Set problem: Write out every line below that includes the word "Manuel".

-=-=-

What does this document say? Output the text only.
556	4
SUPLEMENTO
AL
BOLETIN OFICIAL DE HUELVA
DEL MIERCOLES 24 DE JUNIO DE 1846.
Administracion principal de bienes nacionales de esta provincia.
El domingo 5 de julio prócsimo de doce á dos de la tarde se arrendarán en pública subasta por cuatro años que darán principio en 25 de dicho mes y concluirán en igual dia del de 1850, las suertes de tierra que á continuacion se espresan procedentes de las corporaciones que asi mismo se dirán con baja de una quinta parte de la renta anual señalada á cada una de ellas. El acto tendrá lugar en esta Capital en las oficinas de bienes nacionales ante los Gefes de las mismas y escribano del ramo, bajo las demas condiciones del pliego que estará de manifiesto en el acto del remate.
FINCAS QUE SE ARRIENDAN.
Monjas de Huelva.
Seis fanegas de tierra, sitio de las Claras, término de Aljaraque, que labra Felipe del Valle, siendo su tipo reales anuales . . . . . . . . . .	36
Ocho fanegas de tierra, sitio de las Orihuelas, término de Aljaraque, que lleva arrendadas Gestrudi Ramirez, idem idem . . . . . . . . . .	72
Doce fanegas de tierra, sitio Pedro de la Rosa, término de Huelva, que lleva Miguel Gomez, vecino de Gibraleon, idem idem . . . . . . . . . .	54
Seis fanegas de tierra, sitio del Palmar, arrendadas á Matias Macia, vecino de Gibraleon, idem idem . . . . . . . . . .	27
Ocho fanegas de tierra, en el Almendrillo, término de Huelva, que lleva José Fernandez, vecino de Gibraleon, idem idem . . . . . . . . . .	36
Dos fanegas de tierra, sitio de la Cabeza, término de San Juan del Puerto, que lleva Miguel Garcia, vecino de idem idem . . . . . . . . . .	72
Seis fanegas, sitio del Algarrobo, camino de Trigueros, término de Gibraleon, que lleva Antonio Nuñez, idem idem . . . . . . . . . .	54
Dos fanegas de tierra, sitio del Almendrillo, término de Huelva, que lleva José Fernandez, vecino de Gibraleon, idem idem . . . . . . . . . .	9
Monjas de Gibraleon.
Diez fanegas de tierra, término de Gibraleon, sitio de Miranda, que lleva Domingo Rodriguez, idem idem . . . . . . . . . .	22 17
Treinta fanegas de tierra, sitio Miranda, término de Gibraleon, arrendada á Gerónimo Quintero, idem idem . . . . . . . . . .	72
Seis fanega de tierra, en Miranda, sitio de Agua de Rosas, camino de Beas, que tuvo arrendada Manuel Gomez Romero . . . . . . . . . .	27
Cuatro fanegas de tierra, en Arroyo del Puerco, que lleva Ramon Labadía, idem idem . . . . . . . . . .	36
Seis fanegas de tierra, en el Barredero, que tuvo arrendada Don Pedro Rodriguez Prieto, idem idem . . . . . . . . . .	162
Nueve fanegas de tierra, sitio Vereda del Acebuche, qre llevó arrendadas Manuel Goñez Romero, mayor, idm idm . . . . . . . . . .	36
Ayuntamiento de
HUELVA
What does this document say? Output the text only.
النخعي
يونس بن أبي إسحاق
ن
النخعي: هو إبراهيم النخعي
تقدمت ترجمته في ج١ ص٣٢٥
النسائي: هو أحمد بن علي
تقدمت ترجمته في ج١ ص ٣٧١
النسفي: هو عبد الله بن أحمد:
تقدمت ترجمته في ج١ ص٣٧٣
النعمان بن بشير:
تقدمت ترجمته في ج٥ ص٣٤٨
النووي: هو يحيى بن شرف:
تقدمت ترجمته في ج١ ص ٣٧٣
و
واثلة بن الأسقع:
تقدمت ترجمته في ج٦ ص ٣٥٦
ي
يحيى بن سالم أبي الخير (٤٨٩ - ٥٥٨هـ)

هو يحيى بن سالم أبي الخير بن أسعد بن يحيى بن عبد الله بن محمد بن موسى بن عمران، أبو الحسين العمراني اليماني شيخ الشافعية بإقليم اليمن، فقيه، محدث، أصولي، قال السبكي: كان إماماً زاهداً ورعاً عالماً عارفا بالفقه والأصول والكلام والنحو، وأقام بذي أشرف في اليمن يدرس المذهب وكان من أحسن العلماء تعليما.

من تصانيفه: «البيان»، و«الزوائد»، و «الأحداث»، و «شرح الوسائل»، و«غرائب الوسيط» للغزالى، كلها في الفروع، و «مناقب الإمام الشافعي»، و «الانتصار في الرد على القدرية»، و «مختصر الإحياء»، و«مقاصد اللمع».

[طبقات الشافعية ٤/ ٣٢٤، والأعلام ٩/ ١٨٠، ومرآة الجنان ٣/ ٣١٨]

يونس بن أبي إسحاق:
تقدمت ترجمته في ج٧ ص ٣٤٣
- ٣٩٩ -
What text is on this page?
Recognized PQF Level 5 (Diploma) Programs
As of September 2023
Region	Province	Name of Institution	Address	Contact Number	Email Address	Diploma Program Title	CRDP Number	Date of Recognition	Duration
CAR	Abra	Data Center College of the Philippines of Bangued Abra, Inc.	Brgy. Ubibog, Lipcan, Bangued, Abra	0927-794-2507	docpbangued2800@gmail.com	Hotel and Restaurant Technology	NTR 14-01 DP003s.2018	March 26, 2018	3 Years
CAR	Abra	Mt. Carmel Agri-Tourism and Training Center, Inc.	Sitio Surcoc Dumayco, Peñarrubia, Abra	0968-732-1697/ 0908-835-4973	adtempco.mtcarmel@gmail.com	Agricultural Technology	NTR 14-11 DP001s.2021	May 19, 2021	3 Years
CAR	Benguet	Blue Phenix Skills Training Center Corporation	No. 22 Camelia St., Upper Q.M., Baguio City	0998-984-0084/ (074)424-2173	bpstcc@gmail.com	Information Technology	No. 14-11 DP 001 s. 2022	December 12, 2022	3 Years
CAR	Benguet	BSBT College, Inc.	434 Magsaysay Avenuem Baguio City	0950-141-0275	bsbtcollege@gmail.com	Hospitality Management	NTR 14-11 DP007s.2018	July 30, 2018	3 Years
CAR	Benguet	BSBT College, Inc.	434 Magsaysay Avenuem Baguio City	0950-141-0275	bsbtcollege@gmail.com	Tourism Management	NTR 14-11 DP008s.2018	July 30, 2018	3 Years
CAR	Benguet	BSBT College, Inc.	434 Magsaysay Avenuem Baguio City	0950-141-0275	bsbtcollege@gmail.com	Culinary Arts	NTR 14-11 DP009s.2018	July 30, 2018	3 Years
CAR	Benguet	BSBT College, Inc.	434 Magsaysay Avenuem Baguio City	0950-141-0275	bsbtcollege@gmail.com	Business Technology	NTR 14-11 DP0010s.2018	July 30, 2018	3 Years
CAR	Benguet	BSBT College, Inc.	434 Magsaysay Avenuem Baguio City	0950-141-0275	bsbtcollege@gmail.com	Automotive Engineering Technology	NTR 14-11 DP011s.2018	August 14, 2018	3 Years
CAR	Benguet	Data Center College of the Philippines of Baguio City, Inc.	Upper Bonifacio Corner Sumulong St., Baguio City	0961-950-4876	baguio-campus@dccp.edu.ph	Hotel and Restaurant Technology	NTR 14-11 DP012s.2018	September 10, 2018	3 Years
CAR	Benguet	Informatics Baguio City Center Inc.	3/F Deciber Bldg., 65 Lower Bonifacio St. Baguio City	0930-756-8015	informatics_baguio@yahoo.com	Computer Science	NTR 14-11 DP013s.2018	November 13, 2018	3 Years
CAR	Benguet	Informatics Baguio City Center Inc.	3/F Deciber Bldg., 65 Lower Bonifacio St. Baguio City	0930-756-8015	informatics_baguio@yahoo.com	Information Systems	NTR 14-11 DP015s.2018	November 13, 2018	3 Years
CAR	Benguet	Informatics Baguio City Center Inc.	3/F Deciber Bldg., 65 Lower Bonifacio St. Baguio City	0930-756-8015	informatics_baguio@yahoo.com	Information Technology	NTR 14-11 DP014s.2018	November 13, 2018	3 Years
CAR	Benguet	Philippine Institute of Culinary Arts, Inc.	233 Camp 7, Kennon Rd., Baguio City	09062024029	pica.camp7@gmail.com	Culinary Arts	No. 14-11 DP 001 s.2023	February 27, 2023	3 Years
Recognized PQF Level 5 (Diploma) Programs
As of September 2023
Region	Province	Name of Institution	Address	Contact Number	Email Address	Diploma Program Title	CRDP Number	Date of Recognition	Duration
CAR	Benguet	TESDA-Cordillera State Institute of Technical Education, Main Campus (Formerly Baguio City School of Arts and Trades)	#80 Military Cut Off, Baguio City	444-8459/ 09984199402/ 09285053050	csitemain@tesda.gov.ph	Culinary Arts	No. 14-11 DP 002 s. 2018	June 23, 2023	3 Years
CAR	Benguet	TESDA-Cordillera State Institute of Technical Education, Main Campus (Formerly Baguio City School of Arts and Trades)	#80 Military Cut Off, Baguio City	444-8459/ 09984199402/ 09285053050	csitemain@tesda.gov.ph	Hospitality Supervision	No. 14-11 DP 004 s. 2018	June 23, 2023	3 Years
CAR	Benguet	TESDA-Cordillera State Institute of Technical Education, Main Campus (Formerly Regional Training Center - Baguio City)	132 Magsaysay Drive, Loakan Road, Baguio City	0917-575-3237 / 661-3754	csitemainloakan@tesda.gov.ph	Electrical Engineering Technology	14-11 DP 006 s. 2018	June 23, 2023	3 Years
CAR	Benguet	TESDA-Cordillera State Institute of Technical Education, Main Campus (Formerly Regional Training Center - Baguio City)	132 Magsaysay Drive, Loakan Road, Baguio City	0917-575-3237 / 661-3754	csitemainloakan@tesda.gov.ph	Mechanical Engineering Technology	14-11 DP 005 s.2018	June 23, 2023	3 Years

-=-=-

Solution to this task:
Seis fanega de tierra, en Miranda, sitio de Agua de Rosas, camino de Beas, que tuvo arrendada Manuel Gomez Romero . . . . . . . . . .	27
Nueve fanegas de tierra, sitio Vereda del Acebuche, qre llevó arrendadas Manuel Goñez Romero, mayor, idm idm . . . . . . . . . .	36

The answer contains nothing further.